__Task to carry out__. Below are some records: retype them all exactly, but not the pictures.

[Dataset excerpts]
------------

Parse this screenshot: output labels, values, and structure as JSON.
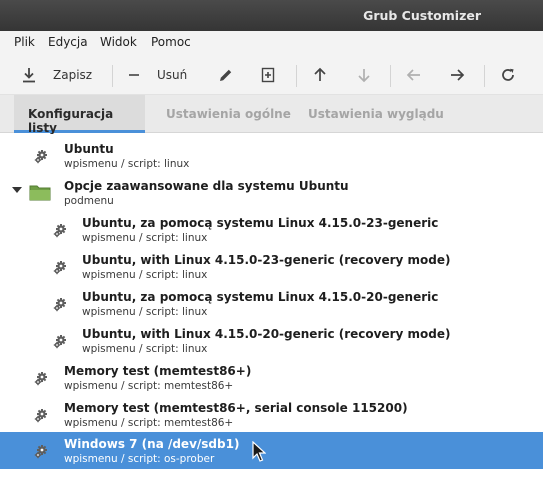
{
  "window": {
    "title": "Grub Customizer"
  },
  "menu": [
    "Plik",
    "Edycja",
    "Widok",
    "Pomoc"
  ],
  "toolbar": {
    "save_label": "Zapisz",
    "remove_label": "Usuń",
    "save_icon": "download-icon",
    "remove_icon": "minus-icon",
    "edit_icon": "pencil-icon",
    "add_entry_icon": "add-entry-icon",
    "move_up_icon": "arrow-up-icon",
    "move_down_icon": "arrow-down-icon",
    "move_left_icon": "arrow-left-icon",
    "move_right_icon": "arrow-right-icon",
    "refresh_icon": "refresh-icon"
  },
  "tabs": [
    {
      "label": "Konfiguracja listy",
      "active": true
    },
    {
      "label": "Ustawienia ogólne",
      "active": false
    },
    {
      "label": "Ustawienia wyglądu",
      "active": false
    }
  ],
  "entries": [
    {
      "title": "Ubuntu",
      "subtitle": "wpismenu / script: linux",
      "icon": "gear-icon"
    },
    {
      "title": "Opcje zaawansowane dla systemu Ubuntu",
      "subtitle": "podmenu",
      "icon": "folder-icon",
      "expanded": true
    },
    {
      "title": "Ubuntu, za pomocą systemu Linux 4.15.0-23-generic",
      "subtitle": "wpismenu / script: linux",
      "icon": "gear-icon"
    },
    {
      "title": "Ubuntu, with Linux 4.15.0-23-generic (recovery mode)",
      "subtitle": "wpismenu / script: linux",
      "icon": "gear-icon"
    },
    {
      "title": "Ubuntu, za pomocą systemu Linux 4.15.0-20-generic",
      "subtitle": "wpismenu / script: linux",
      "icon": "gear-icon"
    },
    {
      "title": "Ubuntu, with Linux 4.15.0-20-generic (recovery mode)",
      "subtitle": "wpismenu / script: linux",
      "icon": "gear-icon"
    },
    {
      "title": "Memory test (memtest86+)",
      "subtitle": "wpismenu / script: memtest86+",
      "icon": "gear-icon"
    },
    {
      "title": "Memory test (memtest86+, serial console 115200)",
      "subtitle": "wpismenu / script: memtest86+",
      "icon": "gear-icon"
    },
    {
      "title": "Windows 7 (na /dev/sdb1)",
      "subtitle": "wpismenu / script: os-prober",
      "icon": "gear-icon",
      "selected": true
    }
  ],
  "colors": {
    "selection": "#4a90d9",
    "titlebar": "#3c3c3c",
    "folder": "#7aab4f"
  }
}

------------

__Answer__.
Parse this screenshot: output labels, values, and structure as JSON.
{
  "window": {
    "title": "Grub Customizer"
  },
  "menu": [
    "Plik",
    "Edycja",
    "Widok",
    "Pomoc"
  ],
  "toolbar": {
    "save_label": "Zapisz",
    "remove_label": "Usuń",
    "save_icon": "download-icon",
    "remove_icon": "minus-icon",
    "edit_icon": "pencil-icon",
    "add_entry_icon": "add-entry-icon",
    "move_up_icon": "arrow-up-icon",
    "move_down_icon": "arrow-down-icon",
    "move_left_icon": "arrow-left-icon",
    "move_right_icon": "arrow-right-icon",
    "refresh_icon": "refresh-icon"
  },
  "tabs": [
    {
      "label": "Konfiguracja listy",
      "active": true
    },
    {
      "label": "Ustawienia ogólne",
      "active": false
    },
    {
      "label": "Ustawienia wyglądu",
      "active": false
    }
  ],
  "entries": [
    {
      "title": "Ubuntu",
      "subtitle": "wpismenu / script: linux",
      "icon": "gear-icon"
    },
    {
      "title": "Opcje zaawansowane dla systemu Ubuntu",
      "subtitle": "podmenu",
      "icon": "folder-icon",
      "expanded": true
    },
    {
      "title": "Ubuntu, za pomocą systemu Linux 4.15.0-23-generic",
      "subtitle": "wpismenu / script: linux",
      "icon": "gear-icon"
    },
    {
      "title": "Ubuntu, with Linux 4.15.0-23-generic (recovery mode)",
      "subtitle": "wpismenu / script: linux",
      "icon": "gear-icon"
    },
    {
      "title": "Ubuntu, za pomocą systemu Linux 4.15.0-20-generic",
      "subtitle": "wpismenu / script: linux",
      "icon": "gear-icon"
    },
    {
      "title": "Ubuntu, with Linux 4.15.0-20-generic (recovery mode)",
      "subtitle": "wpismenu / script: linux",
      "icon": "gear-icon"
    },
    {
      "title": "Memory test (memtest86+)",
      "subtitle": "wpismenu / script: memtest86+",
      "icon": "gear-icon"
    },
    {
      "title": "Memory test (memtest86+, serial console 115200)",
      "subtitle": "wpismenu / script: memtest86+",
      "icon": "gear-icon"
    },
    {
      "title": "Windows 7 (na /dev/sdb1)",
      "subtitle": "wpismenu / script: os-prober",
      "icon": "gear-icon",
      "selected": true
    }
  ],
  "colors": {
    "selection": "#4a90d9",
    "titlebar": "#3c3c3c",
    "folder": "#7aab4f"
  }
}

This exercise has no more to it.